Few people have made the transition from wunderkind to washout as quickly as Orson Welles. When the 24-year-old Orson looked over the set of Citizen Kane, he described it as “the biggest train set a boy ever had.” Six short years later, Welles’ career was so badly derailed, he was reduced to knocking out a bargain basement Macbeth.

There were countless reasons for Welles’ fall from grace – the arrogance of youth, the envy of others, the Hearst press’s reaction to Kane. However, as time slowly drifted by, it seemed increasingly likely that The Lady From Shanghai (1947) would remain Welles’ last American studio film. That was until Charlton Heston stuck his oar in.

By 1957, there were few bigger actors on Planet Hollywood than Chuck Heston. A household name thanks to The Ten Commandments, Universal considered itself very lucky to sign him up for Badge Of Evil – a little noir number designed to prop up the financially unstable studio. On enquiring about his co-stars and director, Heston was told that, while a filmmaker hadn’t been assigned, he’d be sharing the screen with Janet Leigh and Orson Welles. “Well, how about having Orson direct it?” asked Heston. “You know, he’s made some pretty good movies.”

Keen to keep their star happy, Universal grudgingly allowed Welles to direct the rechristened Touch Of Evil. Being aware of Orson’s reputation for excess, the execs insisted he leave the script alone. Of course, Welles took no notice and penned a new screenplay within 72 hours. The director also insisted on taking the project off the backlot, choosing to make his movie at the LA beach resort of Venice. The shift in location combined with Orson’s demand for numerous night shoots led the producers to fear they might be losing control of their picture. Perhaps a visit to the Evil shoot would soothe their nerves…

“The first day,” says Heston, “it was a complex scene, 13 pages scheduled for three days. Lunch went by and uneasy groups of execs began to huddle in the shadows, increasingly convinced they were on the brink of disaster, because we hadn’t even turned a camera on. Finally at 4.30pm we turned. Just before 6pm, we got a print. Orson said, ‘Wrap. We’re two days ahead of schedule.’ Thirteen pages in one day – amazing!”

· · · ·

◆ Tasks and exercises ◆
[1] Reproduce the Orson Welles passage verbatim, everything from "Few people have" down to "his oar in.".
[2] List every film title that appears in the Orson Welles passage.
[3] Answer from the Orson Welles passage:
(a) How old was Welles when he looked over the set of Citizen Kane?
(b) Where did Welles choose to make Touch Of Evil instead of the backlot?
(c) How many pages were scheduled for three days on the first day of shooting?
The material that comes after this passage has no connection to it.

◆ Collected data ◆
· · · ·

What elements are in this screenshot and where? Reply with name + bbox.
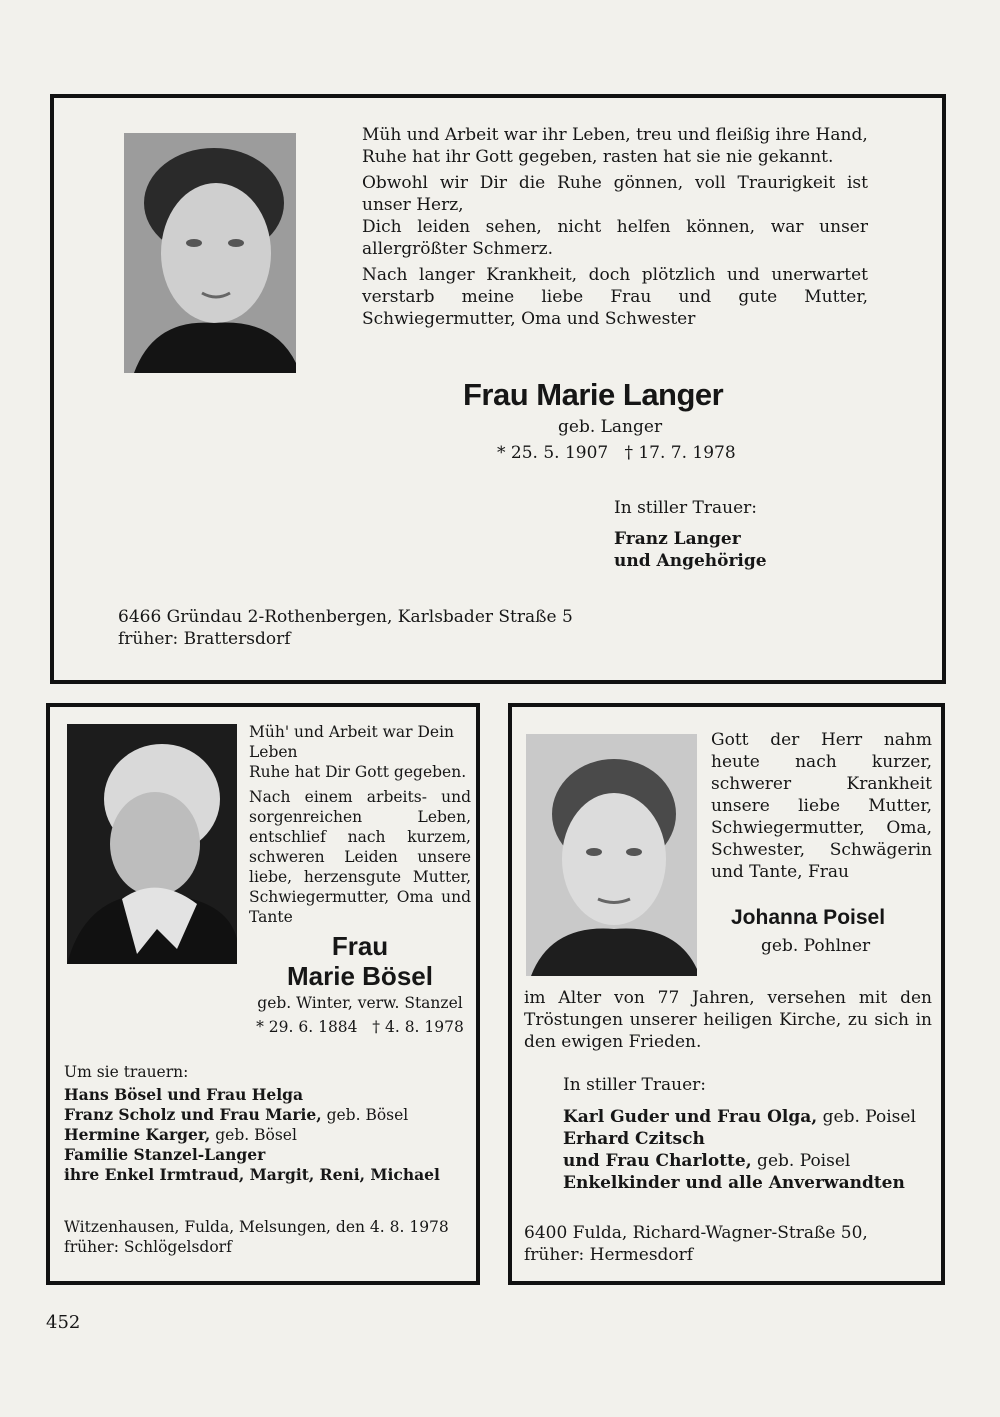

· · · ·

◆ Task-by-task results ◆
[1]
Few people have made the transition from wunderkind to washout as quickly as Orson Welles. When the 24-year-old Orson looked over the set of Citizen Kane, he described it as “the biggest train set a boy ever had.” Six short years later, Welles’ career was so badly derailed, he was reduced to knocking out a bargain basement Macbeth.

There were countless reasons for Welles’ fall from grace – the arrogance of youth, the envy of others, the Hearst press’s reaction to Kane. However, as time slowly drifted by, it seemed increasingly likely that The Lady From Shanghai (1947) would remain Welles’ last American studio film. That was until Charlton Heston stuck his oar in.

[2]
Citizen Kane
Macbeth
The Lady From Shanghai
The Ten Commandments
Badge Of Evil
Touch Of Evil

[3]
(a) 24
(b) The LA beach resort of Venice
(c) 13